[Request]:
Convert every line of the entries below into a Markdown table with two columns, Row and Text, where Row holds a running number and Text holds the line. Leave out any blank lines.

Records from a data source
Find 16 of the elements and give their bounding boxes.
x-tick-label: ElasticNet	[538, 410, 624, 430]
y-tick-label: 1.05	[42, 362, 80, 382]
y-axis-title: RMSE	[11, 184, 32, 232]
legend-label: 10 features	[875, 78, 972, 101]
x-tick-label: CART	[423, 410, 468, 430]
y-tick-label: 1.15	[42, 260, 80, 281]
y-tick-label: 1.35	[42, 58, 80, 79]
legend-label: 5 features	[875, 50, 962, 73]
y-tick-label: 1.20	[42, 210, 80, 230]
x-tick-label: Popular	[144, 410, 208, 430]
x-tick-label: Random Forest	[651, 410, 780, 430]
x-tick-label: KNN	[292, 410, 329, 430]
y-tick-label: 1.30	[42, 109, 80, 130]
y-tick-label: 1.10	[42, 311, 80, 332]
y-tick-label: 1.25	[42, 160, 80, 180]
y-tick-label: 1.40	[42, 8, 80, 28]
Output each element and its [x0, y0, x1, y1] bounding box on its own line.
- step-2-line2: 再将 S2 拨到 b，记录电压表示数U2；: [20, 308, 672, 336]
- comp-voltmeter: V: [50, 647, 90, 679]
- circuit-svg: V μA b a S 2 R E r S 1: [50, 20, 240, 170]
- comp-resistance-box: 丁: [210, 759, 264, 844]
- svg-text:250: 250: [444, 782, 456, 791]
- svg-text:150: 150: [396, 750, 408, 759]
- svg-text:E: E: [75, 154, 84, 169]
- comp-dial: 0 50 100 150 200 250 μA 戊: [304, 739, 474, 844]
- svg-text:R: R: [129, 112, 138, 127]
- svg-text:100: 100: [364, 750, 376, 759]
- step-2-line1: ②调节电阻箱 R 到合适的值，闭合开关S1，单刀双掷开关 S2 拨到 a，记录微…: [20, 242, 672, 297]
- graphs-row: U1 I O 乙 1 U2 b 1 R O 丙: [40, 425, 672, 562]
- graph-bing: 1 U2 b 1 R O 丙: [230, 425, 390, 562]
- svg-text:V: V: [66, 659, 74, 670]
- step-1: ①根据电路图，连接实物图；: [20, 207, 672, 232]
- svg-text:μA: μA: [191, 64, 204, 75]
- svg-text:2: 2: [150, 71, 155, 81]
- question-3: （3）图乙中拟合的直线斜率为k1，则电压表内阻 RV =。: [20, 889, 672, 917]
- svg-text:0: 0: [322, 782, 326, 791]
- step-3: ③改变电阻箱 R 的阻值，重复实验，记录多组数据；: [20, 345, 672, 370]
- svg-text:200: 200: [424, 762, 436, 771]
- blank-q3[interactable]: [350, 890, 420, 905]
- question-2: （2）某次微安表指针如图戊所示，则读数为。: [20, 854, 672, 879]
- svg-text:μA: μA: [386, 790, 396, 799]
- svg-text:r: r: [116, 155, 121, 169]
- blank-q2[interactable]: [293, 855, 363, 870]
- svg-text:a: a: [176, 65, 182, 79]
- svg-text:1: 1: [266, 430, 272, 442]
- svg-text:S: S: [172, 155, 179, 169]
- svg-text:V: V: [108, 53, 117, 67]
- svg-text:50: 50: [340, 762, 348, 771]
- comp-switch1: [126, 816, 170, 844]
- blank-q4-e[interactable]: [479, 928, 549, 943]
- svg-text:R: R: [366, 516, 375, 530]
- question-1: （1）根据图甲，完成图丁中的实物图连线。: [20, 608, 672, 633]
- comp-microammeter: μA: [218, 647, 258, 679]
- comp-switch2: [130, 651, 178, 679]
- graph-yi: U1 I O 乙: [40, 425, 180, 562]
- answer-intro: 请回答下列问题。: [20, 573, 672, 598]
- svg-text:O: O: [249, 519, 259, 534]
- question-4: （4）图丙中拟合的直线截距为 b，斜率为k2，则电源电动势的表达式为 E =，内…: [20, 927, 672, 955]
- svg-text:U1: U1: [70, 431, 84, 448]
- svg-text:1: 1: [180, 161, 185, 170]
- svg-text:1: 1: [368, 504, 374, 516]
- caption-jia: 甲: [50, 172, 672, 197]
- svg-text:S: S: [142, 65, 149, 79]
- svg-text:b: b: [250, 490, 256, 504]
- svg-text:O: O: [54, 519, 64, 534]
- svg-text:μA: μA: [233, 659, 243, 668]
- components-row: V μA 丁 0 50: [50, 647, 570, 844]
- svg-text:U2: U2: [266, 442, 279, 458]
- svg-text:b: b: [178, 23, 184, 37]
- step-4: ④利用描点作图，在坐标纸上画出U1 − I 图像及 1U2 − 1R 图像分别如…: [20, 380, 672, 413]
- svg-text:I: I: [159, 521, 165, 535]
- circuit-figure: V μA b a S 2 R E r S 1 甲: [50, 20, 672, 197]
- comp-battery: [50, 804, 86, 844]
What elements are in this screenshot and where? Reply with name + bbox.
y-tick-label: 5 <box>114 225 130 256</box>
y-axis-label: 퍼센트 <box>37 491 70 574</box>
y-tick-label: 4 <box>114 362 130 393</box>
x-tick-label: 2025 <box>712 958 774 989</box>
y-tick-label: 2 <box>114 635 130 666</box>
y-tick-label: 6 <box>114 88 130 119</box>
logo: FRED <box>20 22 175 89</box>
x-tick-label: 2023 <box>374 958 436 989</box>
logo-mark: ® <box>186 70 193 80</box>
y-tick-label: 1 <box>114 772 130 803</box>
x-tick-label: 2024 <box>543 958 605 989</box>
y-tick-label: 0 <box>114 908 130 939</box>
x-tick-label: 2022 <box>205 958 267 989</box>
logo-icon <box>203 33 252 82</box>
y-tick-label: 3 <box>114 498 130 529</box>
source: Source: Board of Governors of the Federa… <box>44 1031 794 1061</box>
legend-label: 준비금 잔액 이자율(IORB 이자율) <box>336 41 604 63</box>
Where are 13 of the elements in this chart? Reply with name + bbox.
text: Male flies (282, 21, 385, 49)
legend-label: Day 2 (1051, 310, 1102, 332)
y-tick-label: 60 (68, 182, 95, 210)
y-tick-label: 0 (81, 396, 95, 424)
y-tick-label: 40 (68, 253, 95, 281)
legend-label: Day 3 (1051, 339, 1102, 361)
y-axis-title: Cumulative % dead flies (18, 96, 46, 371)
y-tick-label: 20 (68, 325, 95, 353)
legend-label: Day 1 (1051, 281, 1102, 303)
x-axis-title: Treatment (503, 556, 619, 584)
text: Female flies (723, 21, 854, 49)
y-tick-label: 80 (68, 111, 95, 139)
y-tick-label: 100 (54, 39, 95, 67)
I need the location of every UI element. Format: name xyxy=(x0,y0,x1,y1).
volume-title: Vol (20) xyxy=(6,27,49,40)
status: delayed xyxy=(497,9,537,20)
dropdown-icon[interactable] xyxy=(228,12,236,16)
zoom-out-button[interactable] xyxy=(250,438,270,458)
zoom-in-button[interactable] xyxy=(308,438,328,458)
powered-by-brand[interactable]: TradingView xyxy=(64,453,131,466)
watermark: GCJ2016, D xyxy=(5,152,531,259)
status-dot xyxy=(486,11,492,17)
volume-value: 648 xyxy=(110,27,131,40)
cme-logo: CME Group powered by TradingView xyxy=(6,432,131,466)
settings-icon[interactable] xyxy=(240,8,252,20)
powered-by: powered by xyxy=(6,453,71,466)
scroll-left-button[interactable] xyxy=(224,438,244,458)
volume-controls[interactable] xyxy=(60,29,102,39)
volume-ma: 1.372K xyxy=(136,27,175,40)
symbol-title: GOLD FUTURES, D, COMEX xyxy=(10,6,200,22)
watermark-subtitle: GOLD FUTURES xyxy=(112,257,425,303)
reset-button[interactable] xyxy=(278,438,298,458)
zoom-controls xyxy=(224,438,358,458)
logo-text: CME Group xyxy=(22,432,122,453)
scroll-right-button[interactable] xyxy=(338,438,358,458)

[Solved problem]:
| Row | Text |
|---|---|
| 1 | Find 16 of the elements and give their bounding boxes. |
| 2 | x-tick-label: ElasticNet	[538, 410, 624, 430] |
| 3 | y-tick-label: 1.05	[42, 362, 80, 382] |
| 4 | y-axis-title: RMSE	[11, 184, 32, 232] |
| 5 | legend-label: 10 features	[875, 78, 972, 101] |
| 6 | x-tick-label: CART	[423, 410, 468, 430] |
| 7 | y-tick-label: 1.15	[42, 260, 80, 281] |
| 8 | y-tick-label: 1.35	[42, 58, 80, 79] |
| 9 | legend-label: 5 features	[875, 50, 962, 73] |
| 10 | y-tick-label: 1.20	[42, 210, 80, 230] |
| 11 | x-tick-label: Popular	[144, 410, 208, 430] |
| 12 | x-tick-label: Random Forest	[651, 410, 780, 430] |
| 13 | x-tick-label: KNN	[292, 410, 329, 430] |
| 14 | y-tick-label: 1.30	[42, 109, 80, 130] |
| 15 | y-tick-label: 1.10	[42, 311, 80, 332] |
| 16 | y-tick-label: 1.25	[42, 160, 80, 180] |
| 17 | y-tick-label: 1.40	[42, 8, 80, 28] |
| 18 | Output each element and its [x0, y0, x1, y1] bounding box on its own line. |
| 19 | - step-2-line2: 再将 S2 拨到 b，记录电压表示数U2；: [20, 308, 672, 336] |
| 20 | - comp-voltmeter: V: [50, 647, 90, 679] |
| 21 | - circuit-svg: V μA b a S 2 R E r S 1: [50, 20, 240, 170] |
| 22 | - comp-resistance-box: 丁: [210, 759, 264, 844] |
| 23 | - svg-text:250: 250: [444, 782, 456, 791] |
| 24 | - svg-text:150: 150: [396, 750, 408, 759] |
| 25 | - svg-text:E: E: [75, 154, 84, 169] |
| 26 | - comp-dial: 0 50 100 150 200 250 μA 戊: [304, 739, 474, 844] |
| 27 | - svg-text:R: R: [129, 112, 138, 127] |
| 28 | - svg-text:100: 100: [364, 750, 376, 759] |
| 29 | - step-2-line1: ②调节电阻箱 R 到合适的值，闭合开关S1，单刀双掷开关 S2 拨到 a，记录微…: [20, 242, 672, 297] |
| 30 | - graphs-row: U1 I O 乙 1 U2 b 1 R O 丙: [40, 425, 672, 562] |
| 31 | - graph-bing: 1 U2 b 1 R O 丙: [230, 425, 390, 562] |
| 32 | - svg-text:V: V: [66, 659, 74, 670] |
| 33 | - step-1: ①根据电路图，连接实物图；: [20, 207, 672, 232] |
| 34 | - svg-text:μA: μA: [191, 64, 204, 75] |
| 35 | - svg-text:2: 2: [150, 71, 155, 81] |
| 36 | - question-3: （3）图乙中拟合的直线斜率为k1，则电压表内阻 RV =。: [20, 889, 672, 917] |
| 37 | - svg-text:0: 0: [322, 782, 326, 791] |
| 38 | - step-3: ③改变电阻箱 R 的阻值，重复实验，记录多组数据；: [20, 345, 672, 370] |
| 39 | - svg-text:200: 200: [424, 762, 436, 771] |
| 40 | - blank-q3[interactable]: [350, 890, 420, 905] |
| 41 | - question-2: （2）某次微安表指针如图戊所示，则读数为。: [20, 854, 672, 879] |
| 42 | - svg-text:μA: μA: [386, 790, 396, 799] |
| 43 | - svg-text:r: r: [116, 155, 121, 169] |
| 44 | - blank-q2[interactable]: [293, 855, 363, 870] |
| 45 | - svg-text:a: a: [176, 65, 182, 79] |
| 46 | - svg-text:1: 1: [266, 430, 272, 442] |
| 47 | - svg-text:S: S: [172, 155, 179, 169] |
| 48 | - svg-text:V: V: [108, 53, 117, 67] |
| 49 | - svg-text:50: 50: [340, 762, 348, 771] |
| 50 | - comp-switch1: [126, 816, 170, 844] |
| 51 | - blank-q4-e[interactable]: [479, 928, 549, 943] |
| 52 | - svg-text:R: R: [366, 516, 375, 530] |
| 53 | - question-1: （1）根据图甲，完成图丁中的实物图连线。: [20, 608, 672, 633] |
| 54 | - comp-microammeter: μA: [218, 647, 258, 679] |
| 55 | - comp-switch2: [130, 651, 178, 679] |
| 56 | - graph-yi: U1 I O 乙: [40, 425, 180, 562] |
| 57 | - answer-intro: 请回答下列问题。: [20, 573, 672, 598] |
| 58 | - svg-text:O: O: [249, 519, 259, 534] |
| 59 | - question-4: （4）图丙中拟合的直线截距为 b，斜率为k2，则电源电动势的表达式为 E =，内…: [20, 927, 672, 955] |
| 60 | - svg-text:U1: U1: [70, 431, 84, 448] |
| 61 | - svg-text:1: 1: [180, 161, 185, 170] |
| 62 | - svg-text:1: 1: [368, 504, 374, 516] |
| 63 | - caption-jia: 甲: [50, 172, 672, 197] |
| 64 | - svg-text:S: S: [142, 65, 149, 79] |
| 65 | - svg-text:b: b: [250, 490, 256, 504] |
| 66 | - svg-text:O: O: [54, 519, 64, 534] |
| 67 | - svg-text:μA: μA: [233, 659, 243, 668] |
| 68 | - components-row: V μA 丁 0 50: [50, 647, 570, 844] |
| 69 | - svg-text:U2: U2: [266, 442, 279, 458] |
| 70 | - svg-text:b: b: [178, 23, 184, 37] |
| 71 | - step-4: ④利用描点作图，在坐标纸上画出U1 − I 图像及 1U2 − 1R 图像分别如…: [20, 380, 672, 413] |
| 72 | - svg-text:I: I: [159, 521, 165, 535] |
| 73 | - circuit-figure: V μA b a S 2 R E r S 1 甲: [50, 20, 672, 197] |
| 74 | - comp-battery: [50, 804, 86, 844] |
| 75 | What elements are in this screenshot and where? Reply with name + bbox. |
| 76 | y-tick-label: 5 <box>114 225 130 256</box> |
| 77 | y-axis-label: 퍼센트 <box>37 491 70 574</box> |
| 78 | y-tick-label: 4 <box>114 362 130 393</box> |
| 79 | x-tick-label: 2025 <box>712 958 774 989</box> |
| 80 | y-tick-label: 2 <box>114 635 130 666</box> |
| 81 | y-tick-label: 6 <box>114 88 130 119</box> |
| 82 | logo: FRED <box>20 22 175 89</box> |
| 83 | x-tick-label: 2023 <box>374 958 436 989</box> |
| 84 | logo-mark: ® <box>186 70 193 80</box> |
| 85 | y-tick-label: 1 <box>114 772 130 803</box> |
| 86 | x-tick-label: 2024 <box>543 958 605 989</box> |
| 87 | y-tick-label: 0 <box>114 908 130 939</box> |
| 88 | x-tick-label: 2022 <box>205 958 267 989</box> |
| 89 | logo-icon <box>203 33 252 82</box> |
| 90 | y-tick-label: 3 <box>114 498 130 529</box> |
| 91 | source: Source: Board of Governors of the Federa… <box>44 1031 794 1061</box> |
| 92 | legend-label: 준비금 잔액 이자율(IORB 이자율) <box>336 41 604 63</box> |
| 93 | Where are 13 of the elements in this chart? Reply with name + bbox. |
| 94 | text: Male flies (282, 21, 385, 49) |
| 95 | legend-label: Day 2 (1051, 310, 1102, 332) |
| 96 | y-tick-label: 60 (68, 182, 95, 210) |
| 97 | y-tick-label: 0 (81, 396, 95, 424) |
| 98 | y-tick-label: 40 (68, 253, 95, 281) |
| 99 | legend-label: Day 3 (1051, 339, 1102, 361) |
| 100 | y-axis-title: Cumulative % dead flies (18, 96, 46, 371) |
| 101 | y-tick-label: 20 (68, 325, 95, 353) |
| 102 | legend-label: Day 1 (1051, 281, 1102, 303) |
| 103 | x-axis-title: Treatment (503, 556, 619, 584) |
| 104 | text: Female flies (723, 21, 854, 49) |
| 105 | y-tick-label: 80 (68, 111, 95, 139) |
| 106 | y-tick-label: 100 (54, 39, 95, 67) |
| 107 | I need the location of every UI element. Format: name xyxy=(x0,y0,x1,y1). |
| 108 | volume-title: Vol (20) xyxy=(6,27,49,40) |
| 109 | status: delayed xyxy=(497,9,537,20) |
| 110 | dropdown-icon[interactable] xyxy=(228,12,236,16) |
| 111 | zoom-out-button[interactable] xyxy=(250,438,270,458) |
| 112 | zoom-in-button[interactable] xyxy=(308,438,328,458) |
| 113 | powered-by-brand[interactable]: TradingView xyxy=(64,453,131,466) |
| 114 | watermark: GCJ2016, D xyxy=(5,152,531,259) |
| 115 | status-dot xyxy=(486,11,492,17) |
| 116 | volume-value: 648 xyxy=(110,27,131,40) |
| 117 | cme-logo: CME Group powered by TradingView xyxy=(6,432,131,466) |
| 118 | settings-icon[interactable] xyxy=(240,8,252,20) |
| 119 | powered-by: powered by xyxy=(6,453,71,466) |
| 120 | scroll-left-button[interactable] xyxy=(224,438,244,458) |
| 121 | volume-controls[interactable] xyxy=(60,29,102,39) |
| 122 | volume-ma: 1.372K xyxy=(136,27,175,40) |
| 123 | symbol-title: GOLD FUTURES, D, COMEX xyxy=(10,6,200,22) |
| 124 | watermark-subtitle: GOLD FUTURES xyxy=(112,257,425,303) |
| 125 | reset-button[interactable] xyxy=(278,438,298,458) |
| 126 | zoom-controls xyxy=(224,438,358,458) |
| 127 | logo-text: CME Group xyxy=(22,432,122,453) |
| 128 | scroll-right-button[interactable] xyxy=(338,438,358,458) |